▸ SHORT PROBLEM
Your task is to copy each line that has the word "amount".

▸ INFORMATION SHOWN
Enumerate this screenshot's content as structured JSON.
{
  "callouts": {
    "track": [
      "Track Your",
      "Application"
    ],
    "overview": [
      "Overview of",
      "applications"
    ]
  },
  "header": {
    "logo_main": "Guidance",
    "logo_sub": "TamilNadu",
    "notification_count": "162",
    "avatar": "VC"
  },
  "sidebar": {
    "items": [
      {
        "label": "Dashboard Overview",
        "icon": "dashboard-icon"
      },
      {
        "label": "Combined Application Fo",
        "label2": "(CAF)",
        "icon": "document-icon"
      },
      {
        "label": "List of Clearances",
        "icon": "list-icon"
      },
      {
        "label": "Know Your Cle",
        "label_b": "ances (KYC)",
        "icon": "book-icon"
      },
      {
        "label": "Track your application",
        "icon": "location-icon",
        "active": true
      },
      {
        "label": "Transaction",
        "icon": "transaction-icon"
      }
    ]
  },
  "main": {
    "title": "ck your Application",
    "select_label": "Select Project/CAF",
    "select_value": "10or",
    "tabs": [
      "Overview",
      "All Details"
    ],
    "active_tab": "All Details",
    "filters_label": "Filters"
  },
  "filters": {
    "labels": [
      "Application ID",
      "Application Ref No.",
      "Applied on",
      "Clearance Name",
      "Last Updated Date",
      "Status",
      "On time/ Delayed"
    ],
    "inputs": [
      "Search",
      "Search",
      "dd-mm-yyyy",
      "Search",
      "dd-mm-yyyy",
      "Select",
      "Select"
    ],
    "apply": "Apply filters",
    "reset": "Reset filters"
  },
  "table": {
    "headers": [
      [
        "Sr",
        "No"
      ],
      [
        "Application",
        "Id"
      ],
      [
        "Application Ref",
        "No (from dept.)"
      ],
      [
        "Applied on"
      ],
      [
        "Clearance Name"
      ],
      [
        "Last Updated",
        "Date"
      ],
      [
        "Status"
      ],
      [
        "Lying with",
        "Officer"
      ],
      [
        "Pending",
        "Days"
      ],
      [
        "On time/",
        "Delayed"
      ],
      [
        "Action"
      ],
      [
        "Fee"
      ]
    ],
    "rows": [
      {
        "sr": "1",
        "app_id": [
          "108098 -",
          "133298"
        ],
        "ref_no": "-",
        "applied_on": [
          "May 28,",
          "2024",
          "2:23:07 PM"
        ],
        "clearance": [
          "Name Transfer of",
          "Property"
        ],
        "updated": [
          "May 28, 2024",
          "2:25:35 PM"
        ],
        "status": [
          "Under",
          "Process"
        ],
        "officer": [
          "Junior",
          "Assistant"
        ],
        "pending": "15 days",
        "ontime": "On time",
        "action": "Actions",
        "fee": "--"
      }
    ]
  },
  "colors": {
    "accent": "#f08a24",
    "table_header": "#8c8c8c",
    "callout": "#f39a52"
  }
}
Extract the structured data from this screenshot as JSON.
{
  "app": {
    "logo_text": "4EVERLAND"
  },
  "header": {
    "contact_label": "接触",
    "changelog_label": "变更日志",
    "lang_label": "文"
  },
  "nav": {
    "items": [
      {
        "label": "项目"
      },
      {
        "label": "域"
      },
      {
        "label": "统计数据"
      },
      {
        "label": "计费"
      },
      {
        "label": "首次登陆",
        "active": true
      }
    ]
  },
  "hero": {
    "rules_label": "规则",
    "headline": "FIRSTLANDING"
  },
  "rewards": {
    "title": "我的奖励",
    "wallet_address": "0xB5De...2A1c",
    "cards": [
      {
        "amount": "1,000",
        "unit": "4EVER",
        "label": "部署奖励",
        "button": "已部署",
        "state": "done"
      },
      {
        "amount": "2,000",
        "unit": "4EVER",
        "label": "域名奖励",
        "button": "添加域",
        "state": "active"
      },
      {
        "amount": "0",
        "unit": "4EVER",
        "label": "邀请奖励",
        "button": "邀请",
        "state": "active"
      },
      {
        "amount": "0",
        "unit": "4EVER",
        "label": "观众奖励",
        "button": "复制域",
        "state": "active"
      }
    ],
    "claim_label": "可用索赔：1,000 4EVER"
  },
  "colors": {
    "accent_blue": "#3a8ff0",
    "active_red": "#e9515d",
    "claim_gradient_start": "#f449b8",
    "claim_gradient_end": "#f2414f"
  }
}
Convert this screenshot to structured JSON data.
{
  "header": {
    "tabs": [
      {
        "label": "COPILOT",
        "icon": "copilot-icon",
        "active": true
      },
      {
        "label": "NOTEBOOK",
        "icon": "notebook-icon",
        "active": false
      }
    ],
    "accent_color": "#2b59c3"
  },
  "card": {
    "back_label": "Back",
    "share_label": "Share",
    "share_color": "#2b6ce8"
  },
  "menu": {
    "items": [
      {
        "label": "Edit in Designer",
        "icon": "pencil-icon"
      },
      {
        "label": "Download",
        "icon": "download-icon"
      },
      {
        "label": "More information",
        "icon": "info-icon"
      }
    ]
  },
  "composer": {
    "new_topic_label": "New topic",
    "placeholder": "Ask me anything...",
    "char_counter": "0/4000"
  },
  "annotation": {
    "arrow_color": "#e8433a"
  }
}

▸ RESPONSE TO THIS TASK
        "amount": "1,000",
        "amount": "2,000",
        "amount": "0",
        "amount": "0",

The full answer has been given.